» **EXERCISE DESCRIPTION**: Print all of the data exactly.

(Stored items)
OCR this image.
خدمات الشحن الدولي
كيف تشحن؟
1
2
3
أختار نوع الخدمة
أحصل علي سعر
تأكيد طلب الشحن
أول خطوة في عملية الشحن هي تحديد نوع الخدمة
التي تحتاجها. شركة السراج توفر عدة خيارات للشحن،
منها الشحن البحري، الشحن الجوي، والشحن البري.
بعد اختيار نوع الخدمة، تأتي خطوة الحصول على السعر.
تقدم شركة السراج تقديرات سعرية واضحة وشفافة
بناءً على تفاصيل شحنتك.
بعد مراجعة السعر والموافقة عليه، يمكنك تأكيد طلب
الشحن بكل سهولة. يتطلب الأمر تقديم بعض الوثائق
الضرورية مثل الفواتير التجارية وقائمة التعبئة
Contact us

» **FULL OUTPUT**:
OCR this image.
خدمات الشحن الدولي
كيف تشحن؟
1
2
3
أختار نوع الخدمة
أحصل علي سعر
تأكيد طلب الشحن
أول خطوة في عملية الشحن هي تحديد نوع الخدمة
التي تحتاجها. شركة السراج توفر عدة خيارات للشحن،
منها الشحن البحري، الشحن الجوي، والشحن البري.
بعد اختيار نوع الخدمة، تأتي خطوة الحصول على السعر.
تقدم شركة السراج تقديرات سعرية واضحة وشفافة
بناءً على تفاصيل شحنتك.
بعد مراجعة السعر والموافقة عليه، يمكنك تأكيد طلب
الشحن بكل سهولة. يتطلب الأمر تقديم بعض الوثائق
الضرورية مثل الفواتير التجارية وقائمة التعبئة
Contact us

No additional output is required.